| GIVEN REQUEST |
Report each line of the data that has "Nederstraat" somewhere in it.

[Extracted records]
----------

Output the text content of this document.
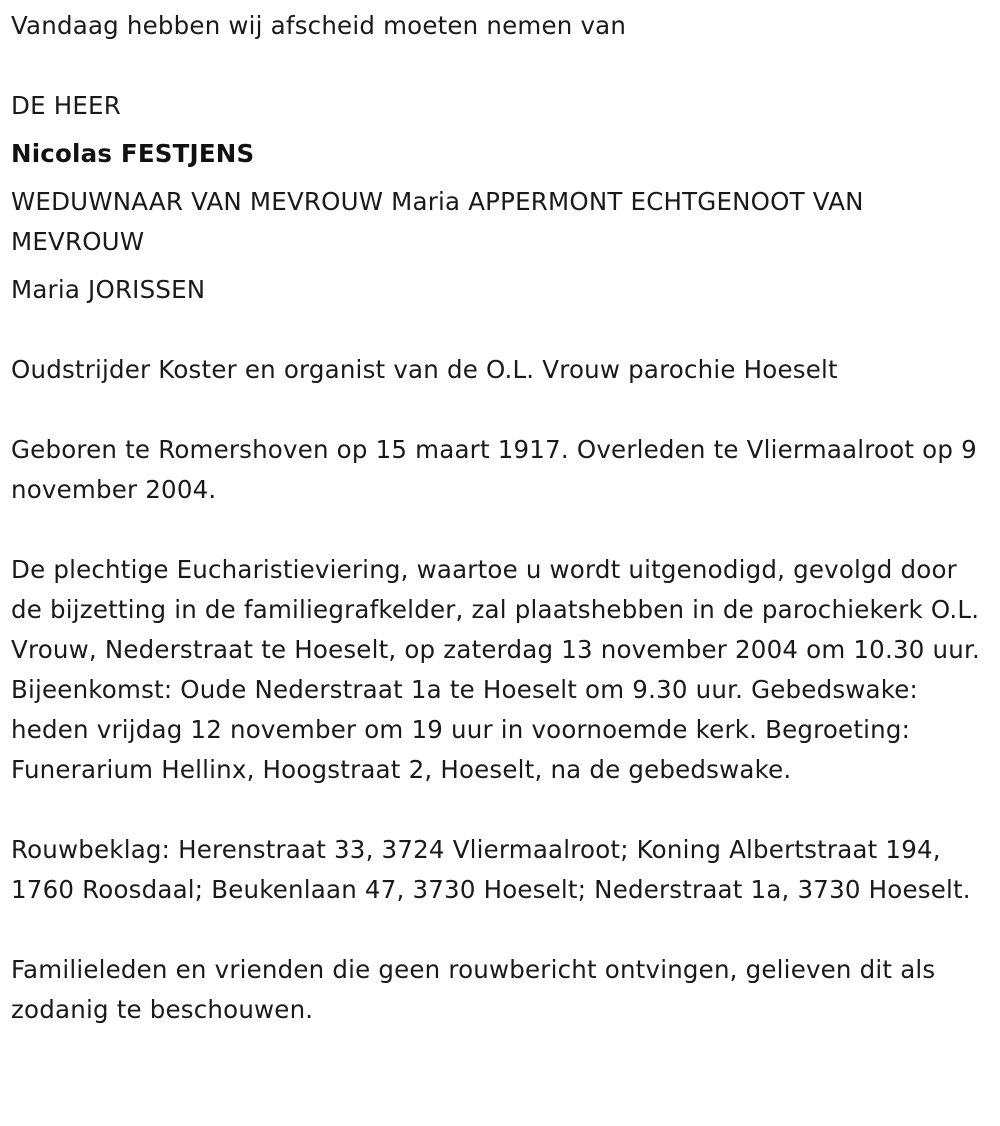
Vandaag hebben wij afscheid moeten nemen van

DE HEER

Nicolas FESTJENS

WEDUWNAAR VAN MEVROUW Maria APPERMONT ECHTGENOOT VAN

MEVROUW

Maria JORISSEN

Oudstrijder Koster en organist van de O.L. Vrouw parochie Hoeselt

Geboren te Romershoven op 15 maart 1917. Overleden te Vliermaalroot op 9 november 2004.

De plechtige Eucharistieviering, waartoe u wordt uitgenodigd, gevolgd door de bijzetting in de familiegrafkelder, zal plaatshebben in de parochiekerk O.L. Vrouw, Nederstraat te Hoeselt, op zaterdag 13 november 2004 om 10.30 uur. Bijeenkomst: Oude Nederstraat 1a te Hoeselt om 9.30 uur. Gebedswake: heden vrijdag 12 november om 19 uur in voornoemde kerk. Begroeting: Funerarium Hellinx, Hoogstraat 2, Hoeselt, na de gebedswake.

Rouwbeklag: Herenstraat 33, 3724 Vliermaalroot; Koning Albertstraat 194, 1760 Roosdaal; Beukenlaan 47, 3730 Hoeselt; Nederstraat 1a, 3730 Hoeselt.

Familieleden en vrienden die geen rouwbericht ontvingen, gelieven dit als zodanig te beschouwen.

----------

| FINAL ANSWER |
De plechtige Eucharistieviering, waartoe u wordt uitgenodigd, gevolgd door de bijzetting in de familiegrafkelder, zal plaatshebben in de parochiekerk O.L. Vrouw, Nederstraat te Hoeselt, op zaterdag 13 november 2004 om 10.30 uur. Bijeenkomst: Oude Nederstraat 1a te Hoeselt om 9.30 uur. Gebedswake: heden vrijdag 12 november om 19 uur in voornoemde kerk. Begroeting: Funerarium Hellinx, Hoogstraat 2, Hoeselt, na de gebedswake.
Rouwbeklag: Herenstraat 33, 3724 Vliermaalroot; Koning Albertstraat 194, 1760 Roosdaal; Beukenlaan 47, 3730 Hoeselt; Nederstraat 1a, 3730 Hoeselt.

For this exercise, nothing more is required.